§ **RECORDED DATA**:
****

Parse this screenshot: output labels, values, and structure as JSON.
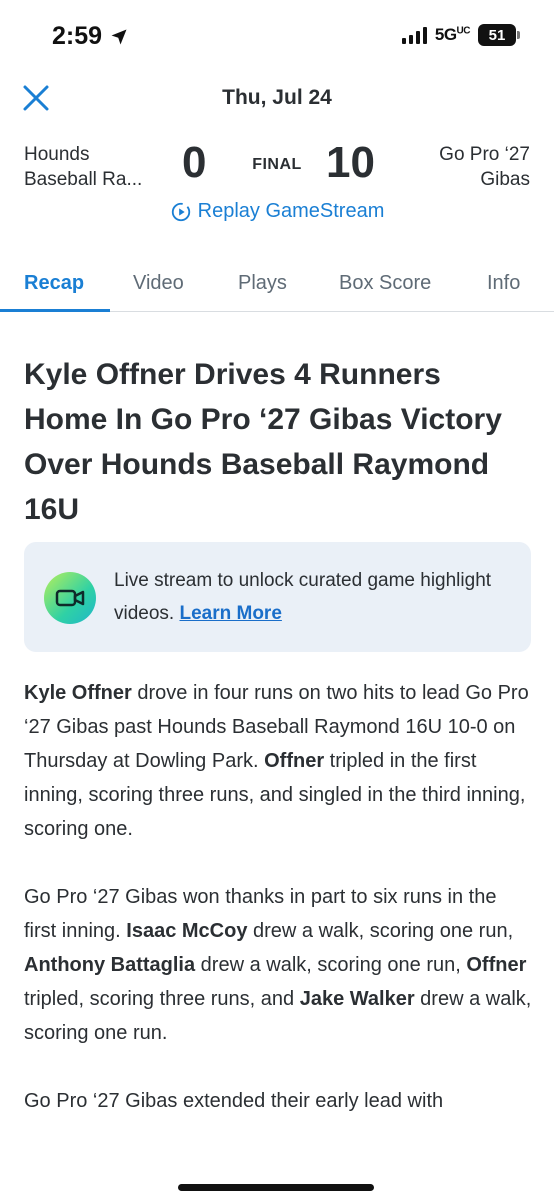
{
  "status": {
    "time": "2:59",
    "network": "5G",
    "network_suffix": "UC",
    "battery": "51"
  },
  "header": {
    "date": "Thu, Jul 24"
  },
  "scoreboard": {
    "home_team_line1": "Hounds",
    "home_team_line2": "Baseball Ra...",
    "home_score": "0",
    "status": "FINAL",
    "away_score": "10",
    "away_team_line1": "Go Pro ‘27",
    "away_team_line2": "Gibas"
  },
  "replay_label": "Replay GameStream",
  "tabs": [
    {
      "label": "Recap"
    },
    {
      "label": "Video"
    },
    {
      "label": "Plays"
    },
    {
      "label": "Box Score"
    },
    {
      "label": "Info"
    }
  ],
  "headline": "Kyle Offner Drives 4 Runners Home In Go Pro ‘27 Gibas Victory Over Hounds Baseball Raymond 16U",
  "promo": {
    "text": "Live stream to unlock curated game highlight videos.",
    "link": "Learn More"
  },
  "article": {
    "p1": {
      "b1": "Kyle Offner",
      "t1": " drove in four runs on two hits to lead Go Pro ‘27 Gibas past Hounds Baseball Raymond 16U 10-0 on Thursday at Dowling Park. ",
      "b2": "Offner",
      "t2": " tripled in the first inning, scoring three runs, and singled in the third inning, scoring one."
    },
    "p2": {
      "t1": "Go Pro ‘27 Gibas won thanks in part to six runs in the first inning.  ",
      "b1": "Isaac McCoy",
      "t2": " drew a walk, scoring one run, ",
      "b2": "Anthony Battaglia",
      "t3": " drew a walk, scoring one run, ",
      "b3": "Offner",
      "t4": " tripled, scoring three runs, and ",
      "b4": "Jake Walker",
      "t5": " drew a walk, scoring one run."
    },
    "p3": {
      "t1": "Go Pro ‘27 Gibas extended their early lead with"
    }
  },
  "colors": {
    "accent": "#1a7fd4",
    "text": "#2b2f33",
    "promo_bg": "#eaf0f7"
  }
}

****

§ **BRIEF**:
Repeat the listing verbatim. Skip the pictures.

§ **ANSWER FOR THIS EXERCISE**:
Parse this screenshot: output labels, values, and structure as JSON.
{
  "status": {
    "time": "2:59",
    "network": "5G",
    "network_suffix": "UC",
    "battery": "51"
  },
  "header": {
    "date": "Thu, Jul 24"
  },
  "scoreboard": {
    "home_team_line1": "Hounds",
    "home_team_line2": "Baseball Ra...",
    "home_score": "0",
    "status": "FINAL",
    "away_score": "10",
    "away_team_line1": "Go Pro ‘27",
    "away_team_line2": "Gibas"
  },
  "replay_label": "Replay GameStream",
  "tabs": [
    {
      "label": "Recap"
    },
    {
      "label": "Video"
    },
    {
      "label": "Plays"
    },
    {
      "label": "Box Score"
    },
    {
      "label": "Info"
    }
  ],
  "headline": "Kyle Offner Drives 4 Runners Home In Go Pro ‘27 Gibas Victory Over Hounds Baseball Raymond 16U",
  "promo": {
    "text": "Live stream to unlock curated game highlight videos.",
    "link": "Learn More"
  },
  "article": {
    "p1": {
      "b1": "Kyle Offner",
      "t1": " drove in four runs on two hits to lead Go Pro ‘27 Gibas past Hounds Baseball Raymond 16U 10-0 on Thursday at Dowling Park. ",
      "b2": "Offner",
      "t2": " tripled in the first inning, scoring three runs, and singled in the third inning, scoring one."
    },
    "p2": {
      "t1": "Go Pro ‘27 Gibas won thanks in part to six runs in the first inning.  ",
      "b1": "Isaac McCoy",
      "t2": " drew a walk, scoring one run, ",
      "b2": "Anthony Battaglia",
      "t3": " drew a walk, scoring one run, ",
      "b3": "Offner",
      "t4": " tripled, scoring three runs, and ",
      "b4": "Jake Walker",
      "t5": " drew a walk, scoring one run."
    },
    "p3": {
      "t1": "Go Pro ‘27 Gibas extended their early lead with"
    }
  },
  "colors": {
    "accent": "#1a7fd4",
    "text": "#2b2f33",
    "promo_bg": "#eaf0f7"
  }
}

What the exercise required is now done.